Requirement>
Keep only the lines of the data below that contain "levels", and copy them.

□ □ □ □ □

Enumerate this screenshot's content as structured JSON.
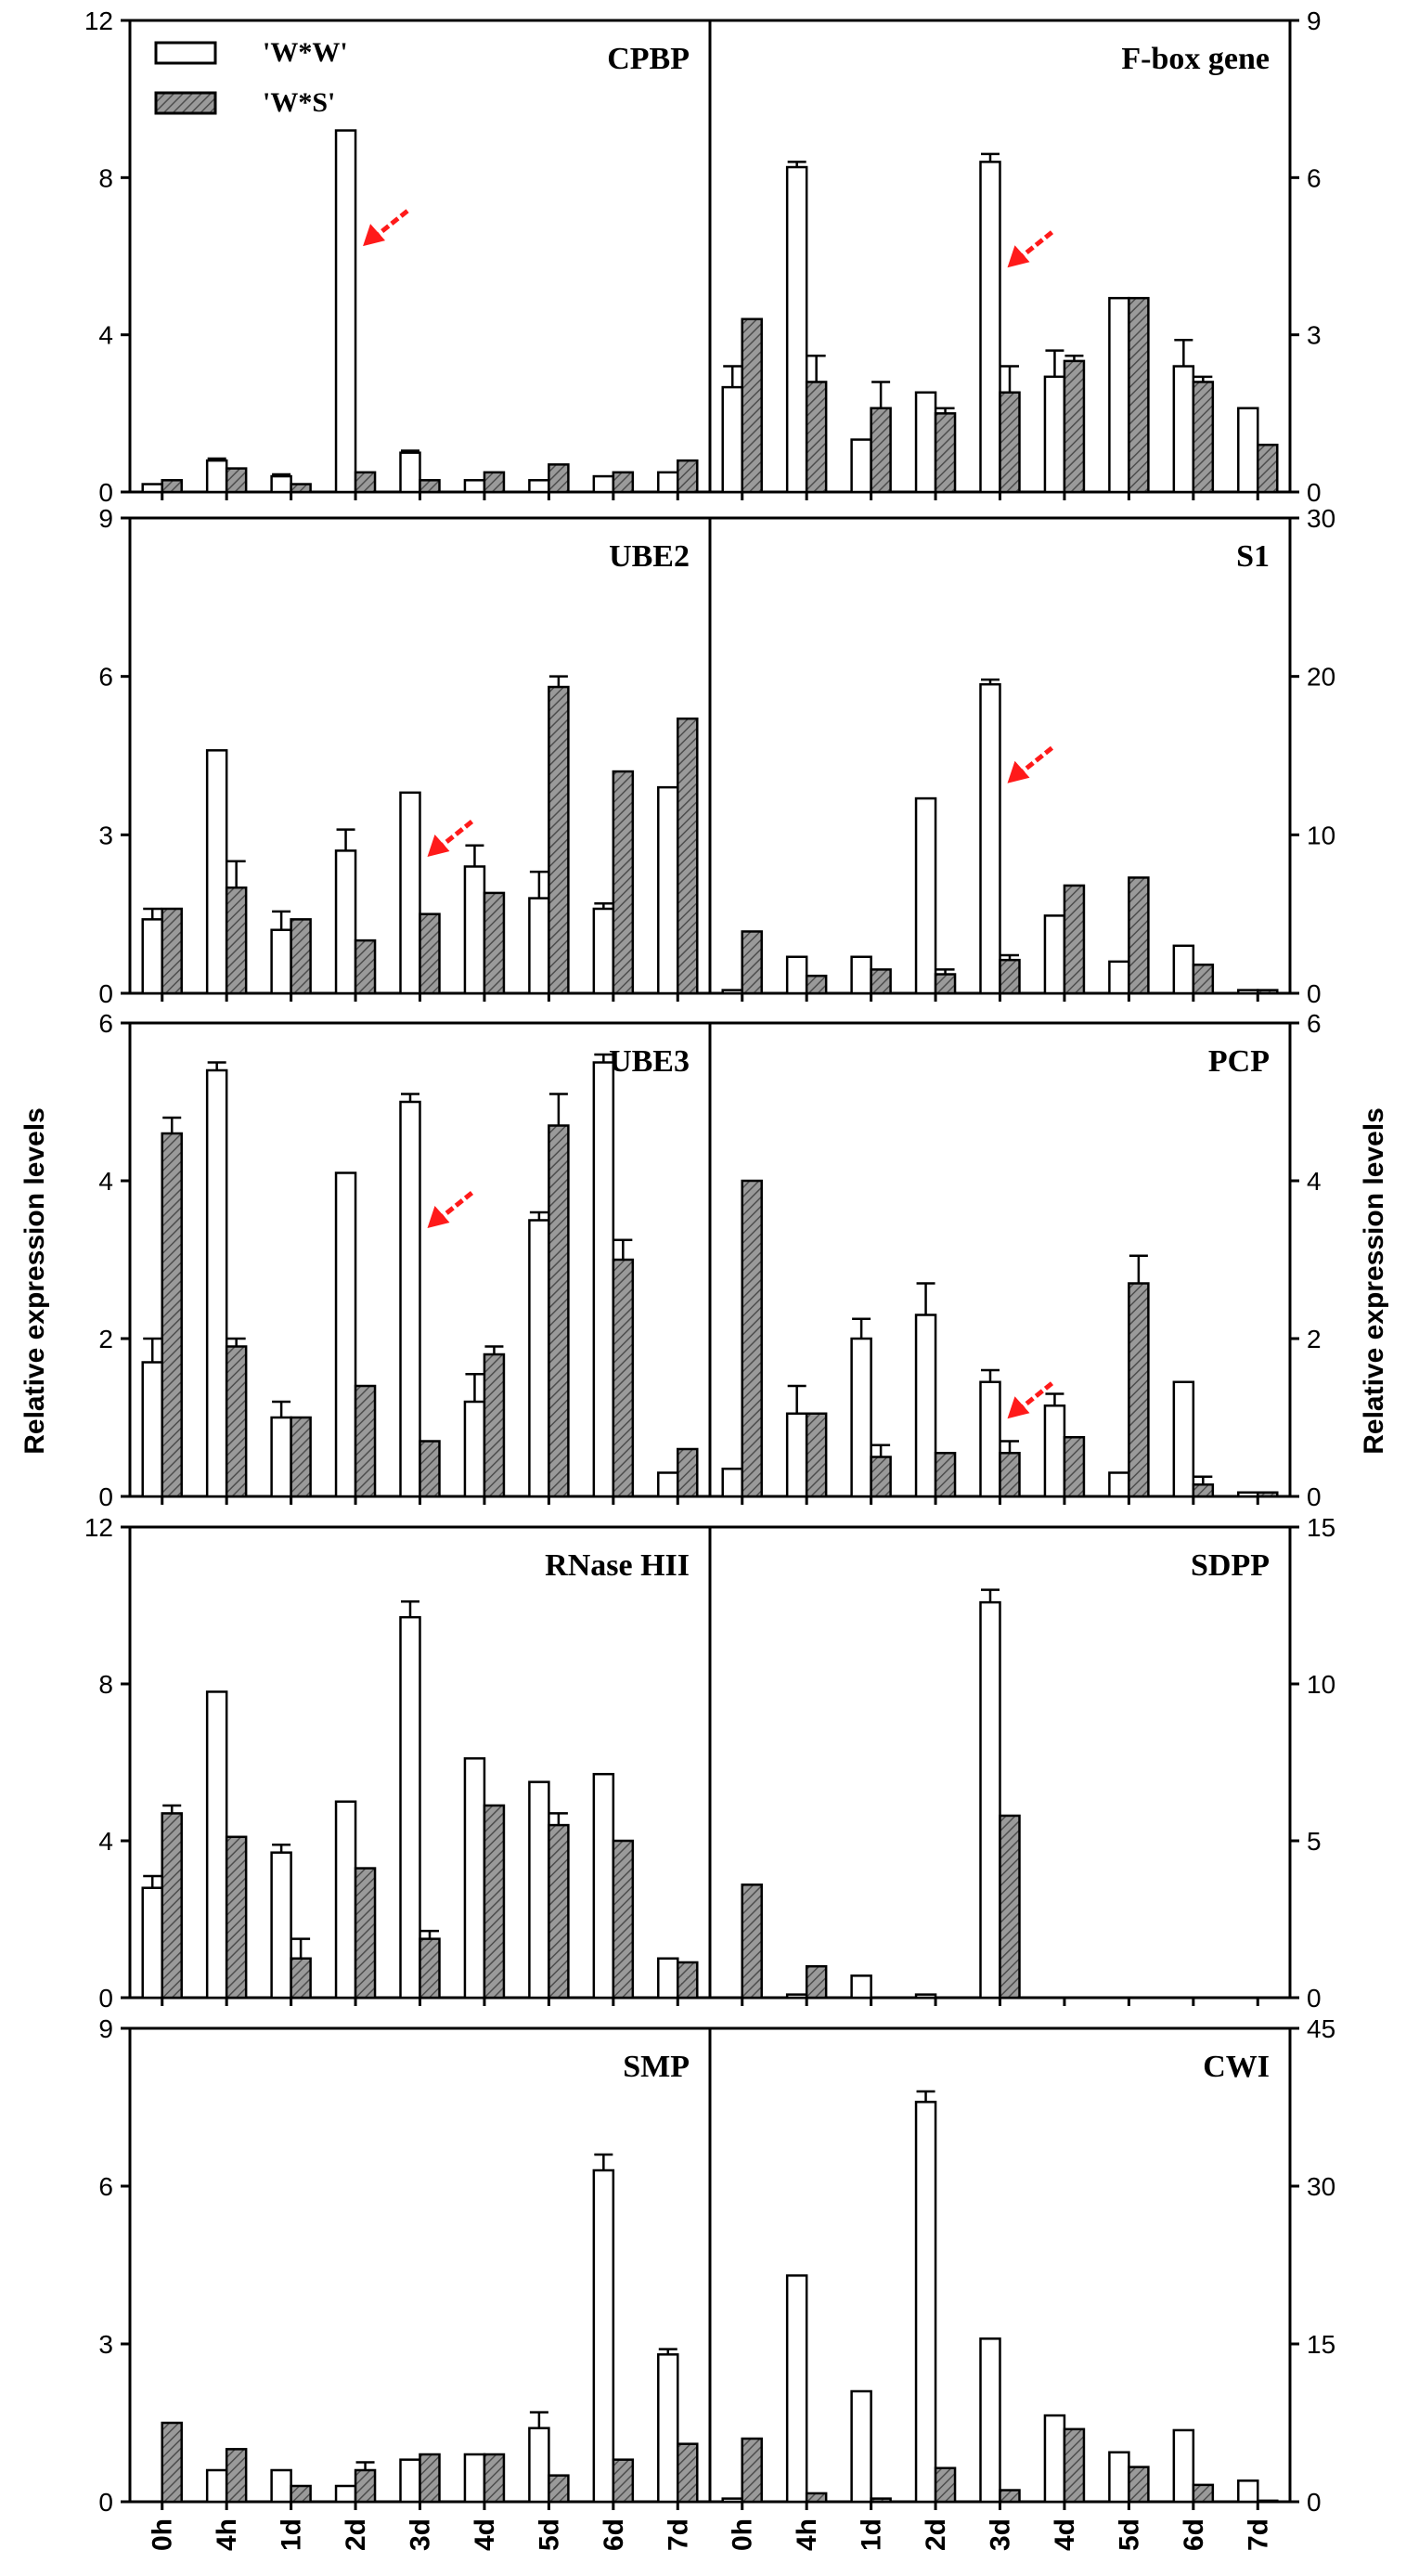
{
  "figure": {
    "ylabel_left": "Relative expression levels",
    "ylabel_right": "Relative expression levels",
    "categories": [
      "0h",
      "4h",
      "1d",
      "2d",
      "3d",
      "4d",
      "5d",
      "6d",
      "7d"
    ]
  },
  "legend": {
    "series_a": "'W*W'",
    "series_b": "'W*S'"
  },
  "colors": {
    "series_a_fill": "#ffffff",
    "series_b_fill": "#8a8a8a",
    "arrow": "#ff1a1a",
    "ink": "#000000"
  },
  "chart_data": [
    {
      "type": "bar",
      "title": "CPBP",
      "ylim": [
        0,
        12
      ],
      "ticks": [
        0,
        4,
        8,
        12
      ],
      "axis_side": "left",
      "categories": [
        "0h",
        "4h",
        "1d",
        "2d",
        "3d",
        "4d",
        "5d",
        "6d",
        "7d"
      ],
      "series": [
        {
          "name": "'W*W'",
          "values": [
            0.2,
            0.8,
            0.4,
            9.2,
            1.0,
            0.3,
            0.3,
            0.4,
            0.5
          ],
          "errors": [
            0,
            0.05,
            0.05,
            0,
            0.05,
            0,
            0,
            0,
            0
          ]
        },
        {
          "name": "'W*S'",
          "values": [
            0.3,
            0.6,
            0.2,
            0.5,
            0.3,
            0.5,
            0.7,
            0.5,
            0.8
          ],
          "errors": [
            0,
            0,
            0,
            0,
            0,
            0,
            0,
            0,
            0
          ]
        }
      ],
      "arrow_at": "2d"
    },
    {
      "type": "bar",
      "title": "F-box gene",
      "ylim": [
        0,
        9
      ],
      "ticks": [
        0,
        3,
        6,
        9
      ],
      "axis_side": "right",
      "categories": [
        "0h",
        "4h",
        "1d",
        "2d",
        "3d",
        "4d",
        "5d",
        "6d",
        "7d"
      ],
      "series": [
        {
          "name": "'W*W'",
          "values": [
            2.0,
            6.2,
            1.0,
            1.9,
            6.3,
            2.2,
            3.7,
            2.4,
            1.6
          ],
          "errors": [
            0.4,
            0.1,
            0,
            0,
            0.15,
            0.5,
            0,
            0.5,
            0
          ]
        },
        {
          "name": "'W*S'",
          "values": [
            3.3,
            2.1,
            1.6,
            1.5,
            1.9,
            2.5,
            3.7,
            2.1,
            0.9
          ],
          "errors": [
            0,
            0.5,
            0.5,
            0.1,
            0.5,
            0.1,
            0,
            0.1,
            0
          ]
        }
      ],
      "arrow_at": "3d"
    },
    {
      "type": "bar",
      "title": "UBE2",
      "ylim": [
        0,
        9
      ],
      "ticks": [
        0,
        3,
        6,
        9
      ],
      "axis_side": "left",
      "categories": [
        "0h",
        "4h",
        "1d",
        "2d",
        "3d",
        "4d",
        "5d",
        "6d",
        "7d"
      ],
      "series": [
        {
          "name": "'W*W'",
          "values": [
            1.4,
            4.6,
            1.2,
            2.7,
            3.8,
            2.4,
            1.8,
            1.6,
            3.9
          ],
          "errors": [
            0.2,
            0,
            0.35,
            0.4,
            0,
            0.4,
            0.5,
            0.1,
            0
          ]
        },
        {
          "name": "'W*S'",
          "values": [
            1.6,
            2.0,
            1.4,
            1.0,
            1.5,
            1.9,
            5.8,
            4.2,
            5.2
          ],
          "errors": [
            0,
            0.5,
            0,
            0,
            0,
            0,
            0.2,
            0,
            0
          ]
        }
      ],
      "arrow_at": "3d"
    },
    {
      "type": "bar",
      "title": "S1",
      "ylim": [
        0,
        30
      ],
      "ticks": [
        0,
        10,
        20,
        30
      ],
      "axis_side": "right",
      "categories": [
        "0h",
        "4h",
        "1d",
        "2d",
        "3d",
        "4d",
        "5d",
        "6d",
        "7d"
      ],
      "series": [
        {
          "name": "'W*W'",
          "values": [
            0.2,
            2.3,
            2.3,
            12.3,
            19.5,
            4.9,
            2.0,
            3.0,
            0.2
          ],
          "errors": [
            0,
            0,
            0,
            0,
            0.3,
            0,
            0,
            0,
            0
          ]
        },
        {
          "name": "'W*S'",
          "values": [
            3.9,
            1.1,
            1.5,
            1.2,
            2.1,
            6.8,
            7.3,
            1.8,
            0.2
          ],
          "errors": [
            0,
            0,
            0,
            0.3,
            0.3,
            0,
            0,
            0,
            0
          ]
        }
      ],
      "arrow_at": "3d"
    },
    {
      "type": "bar",
      "title": "UBE3",
      "ylim": [
        0,
        6
      ],
      "ticks": [
        0,
        2,
        4,
        6
      ],
      "axis_side": "left",
      "categories": [
        "0h",
        "4h",
        "1d",
        "2d",
        "3d",
        "4d",
        "5d",
        "6d",
        "7d"
      ],
      "series": [
        {
          "name": "'W*W'",
          "values": [
            1.7,
            5.4,
            1.0,
            4.1,
            5.0,
            1.2,
            3.5,
            5.5,
            0.3
          ],
          "errors": [
            0.3,
            0.1,
            0.2,
            0,
            0.1,
            0.35,
            0.1,
            0.1,
            0
          ]
        },
        {
          "name": "'W*S'",
          "values": [
            4.6,
            1.9,
            1.0,
            1.4,
            0.7,
            1.8,
            4.7,
            3.0,
            0.6
          ],
          "errors": [
            0.2,
            0.1,
            0,
            0,
            0,
            0.1,
            0.4,
            0.25,
            0
          ]
        }
      ],
      "arrow_at": "3d"
    },
    {
      "type": "bar",
      "title": "PCP",
      "ylim": [
        0,
        6
      ],
      "ticks": [
        0,
        2,
        4,
        6
      ],
      "axis_side": "right",
      "categories": [
        "0h",
        "4h",
        "1d",
        "2d",
        "3d",
        "4d",
        "5d",
        "6d",
        "7d"
      ],
      "series": [
        {
          "name": "'W*W'",
          "values": [
            0.35,
            1.05,
            2.0,
            2.3,
            1.45,
            1.15,
            0.3,
            1.45,
            0.05
          ],
          "errors": [
            0,
            0.35,
            0.25,
            0.4,
            0.15,
            0.15,
            0,
            0,
            0
          ]
        },
        {
          "name": "'W*S'",
          "values": [
            4.0,
            1.05,
            0.5,
            0.55,
            0.55,
            0.75,
            2.7,
            0.15,
            0.05
          ],
          "errors": [
            0,
            0,
            0.15,
            0,
            0.15,
            0,
            0.35,
            0.1,
            0
          ]
        }
      ],
      "arrow_at": "3d"
    },
    {
      "type": "bar",
      "title": "RNase HII",
      "ylim": [
        0,
        12
      ],
      "ticks": [
        0,
        4,
        8,
        12
      ],
      "axis_side": "left",
      "categories": [
        "0h",
        "4h",
        "1d",
        "2d",
        "3d",
        "4d",
        "5d",
        "6d",
        "7d"
      ],
      "series": [
        {
          "name": "'W*W'",
          "values": [
            2.8,
            7.8,
            3.7,
            5.0,
            9.7,
            6.1,
            5.5,
            5.7,
            1.0
          ],
          "errors": [
            0.3,
            0,
            0.2,
            0,
            0.4,
            0,
            0,
            0,
            0
          ]
        },
        {
          "name": "'W*S'",
          "values": [
            4.7,
            4.1,
            1.0,
            3.3,
            1.5,
            4.9,
            4.4,
            4.0,
            0.9
          ],
          "errors": [
            0.2,
            0,
            0.5,
            0,
            0.2,
            0,
            0.3,
            0,
            0
          ]
        }
      ],
      "arrow_at": null
    },
    {
      "type": "bar",
      "title": "SDPP",
      "ylim": [
        0,
        15
      ],
      "ticks": [
        0,
        5,
        10,
        15
      ],
      "axis_side": "right",
      "categories": [
        "0h",
        "4h",
        "1d",
        "2d",
        "3d",
        "4d",
        "5d",
        "6d",
        "7d"
      ],
      "series": [
        {
          "name": "'W*W'",
          "values": [
            0,
            0.1,
            0.7,
            0.1,
            12.6,
            0,
            0,
            0,
            0
          ],
          "errors": [
            0,
            0,
            0,
            0,
            0.4,
            0,
            0,
            0,
            0
          ]
        },
        {
          "name": "'W*S'",
          "values": [
            3.6,
            1.0,
            0,
            0,
            5.8,
            0,
            0,
            0,
            0
          ],
          "errors": [
            0,
            0,
            0,
            0,
            0,
            0,
            0,
            0,
            0
          ]
        }
      ],
      "arrow_at": null
    },
    {
      "type": "bar",
      "title": "SMP",
      "ylim": [
        0,
        9
      ],
      "ticks": [
        0,
        3,
        6,
        9
      ],
      "axis_side": "left",
      "categories": [
        "0h",
        "4h",
        "1d",
        "2d",
        "3d",
        "4d",
        "5d",
        "6d",
        "7d"
      ],
      "series": [
        {
          "name": "'W*W'",
          "values": [
            0,
            0.6,
            0.6,
            0.3,
            0.8,
            0.9,
            1.4,
            6.3,
            2.8
          ],
          "errors": [
            0,
            0,
            0,
            0,
            0,
            0,
            0.3,
            0.3,
            0.1
          ]
        },
        {
          "name": "'W*S'",
          "values": [
            1.5,
            1.0,
            0.3,
            0.6,
            0.9,
            0.9,
            0.5,
            0.8,
            1.1
          ],
          "errors": [
            0,
            0,
            0,
            0.15,
            0,
            0,
            0,
            0,
            0
          ]
        }
      ],
      "arrow_at": null
    },
    {
      "type": "bar",
      "title": "CWI",
      "ylim": [
        0,
        45
      ],
      "ticks": [
        0,
        15,
        30,
        45
      ],
      "axis_side": "right",
      "categories": [
        "0h",
        "4h",
        "1d",
        "2d",
        "3d",
        "4d",
        "5d",
        "6d",
        "7d"
      ],
      "series": [
        {
          "name": "'W*W'",
          "values": [
            0.3,
            21.5,
            10.5,
            38.0,
            15.5,
            8.2,
            4.7,
            6.8,
            2.0
          ],
          "errors": [
            0,
            0,
            0,
            1.0,
            0,
            0,
            0,
            0,
            0
          ]
        },
        {
          "name": "'W*S'",
          "values": [
            6.0,
            0.8,
            0.3,
            3.2,
            1.1,
            6.9,
            3.3,
            1.6,
            0.1
          ],
          "errors": [
            0,
            0,
            0,
            0,
            0,
            0,
            0,
            0,
            0
          ]
        }
      ],
      "arrow_at": null
    }
  ]
}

□ □ □ □ □

Final result>
    "ylabel_left": "Relative expression levels",
    "ylabel_right": "Relative expression levels",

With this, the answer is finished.